__Task instructions__
Review the lines that follow and copy each one that contains the word "plain".

__Material shown__
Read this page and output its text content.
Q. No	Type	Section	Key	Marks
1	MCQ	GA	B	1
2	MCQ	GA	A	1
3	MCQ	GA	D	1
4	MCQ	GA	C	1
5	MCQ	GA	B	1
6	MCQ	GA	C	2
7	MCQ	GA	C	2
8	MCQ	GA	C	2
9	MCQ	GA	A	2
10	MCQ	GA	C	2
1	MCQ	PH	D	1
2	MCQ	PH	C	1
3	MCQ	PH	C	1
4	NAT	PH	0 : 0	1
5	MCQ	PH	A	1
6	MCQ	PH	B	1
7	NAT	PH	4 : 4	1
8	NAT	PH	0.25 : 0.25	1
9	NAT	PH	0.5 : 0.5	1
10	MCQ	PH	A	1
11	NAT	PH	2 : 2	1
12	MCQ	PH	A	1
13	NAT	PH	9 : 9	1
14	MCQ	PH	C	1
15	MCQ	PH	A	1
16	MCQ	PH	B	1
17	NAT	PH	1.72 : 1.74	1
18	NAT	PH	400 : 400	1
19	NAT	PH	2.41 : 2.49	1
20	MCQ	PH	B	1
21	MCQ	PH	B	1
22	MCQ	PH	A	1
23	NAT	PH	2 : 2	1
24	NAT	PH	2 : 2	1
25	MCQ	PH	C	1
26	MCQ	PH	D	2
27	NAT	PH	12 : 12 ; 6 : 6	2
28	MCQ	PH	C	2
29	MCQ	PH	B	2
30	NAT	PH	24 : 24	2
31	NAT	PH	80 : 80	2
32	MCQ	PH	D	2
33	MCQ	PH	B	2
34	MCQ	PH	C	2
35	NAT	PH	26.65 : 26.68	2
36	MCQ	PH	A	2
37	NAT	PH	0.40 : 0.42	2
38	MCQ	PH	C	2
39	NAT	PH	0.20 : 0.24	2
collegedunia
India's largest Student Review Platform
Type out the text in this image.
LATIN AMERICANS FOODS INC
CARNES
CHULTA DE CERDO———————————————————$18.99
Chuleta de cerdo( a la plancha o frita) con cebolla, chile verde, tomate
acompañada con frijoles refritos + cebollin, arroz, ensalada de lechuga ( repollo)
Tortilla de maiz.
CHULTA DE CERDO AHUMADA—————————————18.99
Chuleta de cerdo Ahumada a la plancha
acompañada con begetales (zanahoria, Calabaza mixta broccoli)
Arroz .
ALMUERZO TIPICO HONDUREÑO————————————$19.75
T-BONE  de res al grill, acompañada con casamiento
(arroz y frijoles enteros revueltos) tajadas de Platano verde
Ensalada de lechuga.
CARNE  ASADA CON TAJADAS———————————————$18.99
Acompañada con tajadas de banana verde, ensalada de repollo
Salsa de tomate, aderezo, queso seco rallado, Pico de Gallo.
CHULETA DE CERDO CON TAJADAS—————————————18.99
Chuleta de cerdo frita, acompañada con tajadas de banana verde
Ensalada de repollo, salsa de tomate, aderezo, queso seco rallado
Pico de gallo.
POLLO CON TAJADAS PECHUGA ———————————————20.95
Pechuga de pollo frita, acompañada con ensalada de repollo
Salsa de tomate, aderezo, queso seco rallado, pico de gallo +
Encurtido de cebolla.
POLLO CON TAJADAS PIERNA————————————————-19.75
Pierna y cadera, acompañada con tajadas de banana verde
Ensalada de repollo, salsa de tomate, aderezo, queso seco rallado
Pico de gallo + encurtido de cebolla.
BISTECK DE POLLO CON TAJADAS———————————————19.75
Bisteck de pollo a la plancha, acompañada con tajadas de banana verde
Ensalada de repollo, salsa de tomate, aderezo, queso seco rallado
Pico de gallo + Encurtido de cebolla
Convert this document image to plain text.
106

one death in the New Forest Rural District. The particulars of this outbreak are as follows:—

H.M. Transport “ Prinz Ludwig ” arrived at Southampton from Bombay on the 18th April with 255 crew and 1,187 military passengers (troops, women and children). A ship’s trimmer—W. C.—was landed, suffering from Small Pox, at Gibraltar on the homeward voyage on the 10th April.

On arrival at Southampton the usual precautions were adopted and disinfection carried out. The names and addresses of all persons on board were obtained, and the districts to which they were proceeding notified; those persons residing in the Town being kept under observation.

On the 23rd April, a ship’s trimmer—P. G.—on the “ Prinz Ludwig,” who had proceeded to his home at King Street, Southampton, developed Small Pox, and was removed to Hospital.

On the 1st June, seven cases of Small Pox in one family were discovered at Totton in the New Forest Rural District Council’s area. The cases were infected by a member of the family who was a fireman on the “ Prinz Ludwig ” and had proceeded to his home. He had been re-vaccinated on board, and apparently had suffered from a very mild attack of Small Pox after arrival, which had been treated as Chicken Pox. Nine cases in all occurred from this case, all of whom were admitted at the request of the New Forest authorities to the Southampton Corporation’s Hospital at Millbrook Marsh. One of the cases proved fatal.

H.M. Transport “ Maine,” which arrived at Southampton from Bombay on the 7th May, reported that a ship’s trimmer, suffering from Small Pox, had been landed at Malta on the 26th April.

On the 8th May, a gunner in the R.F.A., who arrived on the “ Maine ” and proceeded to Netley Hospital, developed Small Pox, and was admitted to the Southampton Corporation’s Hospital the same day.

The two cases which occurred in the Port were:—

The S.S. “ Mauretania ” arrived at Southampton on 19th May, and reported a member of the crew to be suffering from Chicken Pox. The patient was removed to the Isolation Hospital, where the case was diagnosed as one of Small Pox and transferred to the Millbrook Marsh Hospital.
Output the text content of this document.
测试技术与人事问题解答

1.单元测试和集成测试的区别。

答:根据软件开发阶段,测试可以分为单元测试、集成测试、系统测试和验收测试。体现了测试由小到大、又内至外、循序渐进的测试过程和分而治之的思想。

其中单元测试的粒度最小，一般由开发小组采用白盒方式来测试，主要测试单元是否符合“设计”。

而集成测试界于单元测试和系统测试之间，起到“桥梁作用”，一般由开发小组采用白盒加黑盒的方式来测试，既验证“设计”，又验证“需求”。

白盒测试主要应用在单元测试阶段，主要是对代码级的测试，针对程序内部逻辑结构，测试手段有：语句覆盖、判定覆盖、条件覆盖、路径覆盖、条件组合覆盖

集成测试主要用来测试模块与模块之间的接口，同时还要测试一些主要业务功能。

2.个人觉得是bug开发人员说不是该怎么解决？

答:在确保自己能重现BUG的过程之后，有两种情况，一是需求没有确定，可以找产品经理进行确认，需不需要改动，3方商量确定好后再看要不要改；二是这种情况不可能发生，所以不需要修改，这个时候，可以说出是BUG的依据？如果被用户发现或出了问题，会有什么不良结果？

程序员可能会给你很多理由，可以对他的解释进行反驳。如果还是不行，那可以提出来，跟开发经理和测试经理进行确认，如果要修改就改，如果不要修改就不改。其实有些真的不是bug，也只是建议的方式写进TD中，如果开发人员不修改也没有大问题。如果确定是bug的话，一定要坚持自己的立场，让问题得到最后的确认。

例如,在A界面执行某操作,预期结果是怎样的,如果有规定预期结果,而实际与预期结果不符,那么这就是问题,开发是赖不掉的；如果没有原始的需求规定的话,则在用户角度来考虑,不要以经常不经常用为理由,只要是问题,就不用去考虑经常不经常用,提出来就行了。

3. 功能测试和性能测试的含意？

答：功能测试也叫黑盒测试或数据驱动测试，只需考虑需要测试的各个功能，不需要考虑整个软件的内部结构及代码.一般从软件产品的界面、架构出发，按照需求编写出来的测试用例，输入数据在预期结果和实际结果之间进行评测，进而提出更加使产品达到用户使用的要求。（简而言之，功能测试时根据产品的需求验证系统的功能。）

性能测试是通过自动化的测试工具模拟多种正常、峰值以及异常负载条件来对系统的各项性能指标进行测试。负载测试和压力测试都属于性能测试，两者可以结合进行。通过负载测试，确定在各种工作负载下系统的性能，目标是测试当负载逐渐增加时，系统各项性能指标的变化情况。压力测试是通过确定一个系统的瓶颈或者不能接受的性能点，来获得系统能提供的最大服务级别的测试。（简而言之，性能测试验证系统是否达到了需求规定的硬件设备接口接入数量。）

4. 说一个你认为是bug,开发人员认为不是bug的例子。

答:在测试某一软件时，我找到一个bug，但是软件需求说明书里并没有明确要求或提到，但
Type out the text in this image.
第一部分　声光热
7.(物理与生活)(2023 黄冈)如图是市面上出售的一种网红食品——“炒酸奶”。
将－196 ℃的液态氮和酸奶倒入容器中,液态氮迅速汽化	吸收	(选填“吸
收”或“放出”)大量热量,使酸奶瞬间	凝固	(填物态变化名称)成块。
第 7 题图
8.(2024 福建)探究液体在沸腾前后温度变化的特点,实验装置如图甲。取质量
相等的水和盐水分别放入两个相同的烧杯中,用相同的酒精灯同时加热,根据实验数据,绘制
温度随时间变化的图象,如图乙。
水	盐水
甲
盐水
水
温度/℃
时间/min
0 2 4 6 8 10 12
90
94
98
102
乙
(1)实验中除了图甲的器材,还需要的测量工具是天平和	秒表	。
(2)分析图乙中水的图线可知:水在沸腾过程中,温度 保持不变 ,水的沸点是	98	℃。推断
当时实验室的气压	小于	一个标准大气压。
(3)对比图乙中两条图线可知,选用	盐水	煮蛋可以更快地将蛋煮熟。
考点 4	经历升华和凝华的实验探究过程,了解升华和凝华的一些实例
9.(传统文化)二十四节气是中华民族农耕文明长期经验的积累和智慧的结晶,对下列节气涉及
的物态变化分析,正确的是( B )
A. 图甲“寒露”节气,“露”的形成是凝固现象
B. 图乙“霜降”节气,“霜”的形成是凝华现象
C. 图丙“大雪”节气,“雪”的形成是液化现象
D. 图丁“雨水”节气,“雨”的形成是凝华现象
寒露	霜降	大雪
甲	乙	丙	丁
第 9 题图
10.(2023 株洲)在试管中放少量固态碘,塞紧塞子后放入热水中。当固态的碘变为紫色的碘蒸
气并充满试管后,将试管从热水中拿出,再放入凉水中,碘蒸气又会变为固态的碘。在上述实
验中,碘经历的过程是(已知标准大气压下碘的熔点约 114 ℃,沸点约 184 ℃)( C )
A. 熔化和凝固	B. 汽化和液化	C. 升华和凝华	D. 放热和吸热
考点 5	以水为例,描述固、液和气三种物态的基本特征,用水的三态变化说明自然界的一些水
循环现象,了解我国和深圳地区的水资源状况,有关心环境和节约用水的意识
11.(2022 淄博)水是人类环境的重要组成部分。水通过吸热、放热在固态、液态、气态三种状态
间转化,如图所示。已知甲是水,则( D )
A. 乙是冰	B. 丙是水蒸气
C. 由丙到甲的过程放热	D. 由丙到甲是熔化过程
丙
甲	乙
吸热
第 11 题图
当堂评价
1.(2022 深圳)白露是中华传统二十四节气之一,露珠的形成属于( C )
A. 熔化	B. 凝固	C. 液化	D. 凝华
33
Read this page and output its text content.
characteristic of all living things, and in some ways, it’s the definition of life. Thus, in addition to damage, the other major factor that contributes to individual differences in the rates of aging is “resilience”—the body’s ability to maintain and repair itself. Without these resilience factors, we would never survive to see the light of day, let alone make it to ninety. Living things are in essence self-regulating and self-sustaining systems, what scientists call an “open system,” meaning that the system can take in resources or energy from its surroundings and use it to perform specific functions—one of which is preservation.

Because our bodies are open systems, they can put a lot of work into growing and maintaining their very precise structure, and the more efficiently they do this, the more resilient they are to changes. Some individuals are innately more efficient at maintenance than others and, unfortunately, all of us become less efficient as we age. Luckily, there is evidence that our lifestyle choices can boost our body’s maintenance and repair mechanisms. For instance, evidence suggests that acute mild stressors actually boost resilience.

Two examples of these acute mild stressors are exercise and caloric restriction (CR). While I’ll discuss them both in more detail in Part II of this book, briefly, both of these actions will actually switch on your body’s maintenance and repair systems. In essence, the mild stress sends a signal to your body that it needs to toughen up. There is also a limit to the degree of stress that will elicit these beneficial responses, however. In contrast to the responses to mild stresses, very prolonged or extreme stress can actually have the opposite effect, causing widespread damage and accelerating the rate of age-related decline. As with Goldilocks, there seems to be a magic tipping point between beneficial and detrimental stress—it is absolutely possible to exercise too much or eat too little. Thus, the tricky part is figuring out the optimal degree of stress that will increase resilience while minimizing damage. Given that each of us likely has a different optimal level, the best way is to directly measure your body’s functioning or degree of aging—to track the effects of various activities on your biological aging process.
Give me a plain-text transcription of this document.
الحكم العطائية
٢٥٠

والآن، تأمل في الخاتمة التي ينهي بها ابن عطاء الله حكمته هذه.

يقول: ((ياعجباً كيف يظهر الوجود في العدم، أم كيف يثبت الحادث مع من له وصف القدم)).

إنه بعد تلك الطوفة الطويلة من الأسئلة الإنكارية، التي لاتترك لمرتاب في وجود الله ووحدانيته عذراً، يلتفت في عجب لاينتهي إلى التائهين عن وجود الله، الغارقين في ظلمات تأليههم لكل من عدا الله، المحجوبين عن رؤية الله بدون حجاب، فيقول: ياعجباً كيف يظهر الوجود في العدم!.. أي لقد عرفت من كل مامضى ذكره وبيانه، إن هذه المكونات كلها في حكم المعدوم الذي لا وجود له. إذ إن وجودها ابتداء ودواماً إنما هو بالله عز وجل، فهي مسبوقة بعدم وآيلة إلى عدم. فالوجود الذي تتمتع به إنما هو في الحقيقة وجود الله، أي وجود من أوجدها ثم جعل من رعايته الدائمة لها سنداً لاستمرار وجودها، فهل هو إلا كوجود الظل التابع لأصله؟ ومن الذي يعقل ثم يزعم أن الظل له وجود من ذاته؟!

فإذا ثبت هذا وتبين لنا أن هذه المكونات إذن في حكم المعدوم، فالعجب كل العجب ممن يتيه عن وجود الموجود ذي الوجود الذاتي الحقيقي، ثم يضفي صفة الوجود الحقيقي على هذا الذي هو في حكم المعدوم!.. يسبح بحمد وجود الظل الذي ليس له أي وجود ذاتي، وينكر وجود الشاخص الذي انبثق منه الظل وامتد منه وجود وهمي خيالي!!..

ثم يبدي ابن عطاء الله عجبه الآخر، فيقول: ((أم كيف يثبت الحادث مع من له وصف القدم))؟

__Reply__
Convert this document image to plain text.
Give me a plain-text transcription of this document.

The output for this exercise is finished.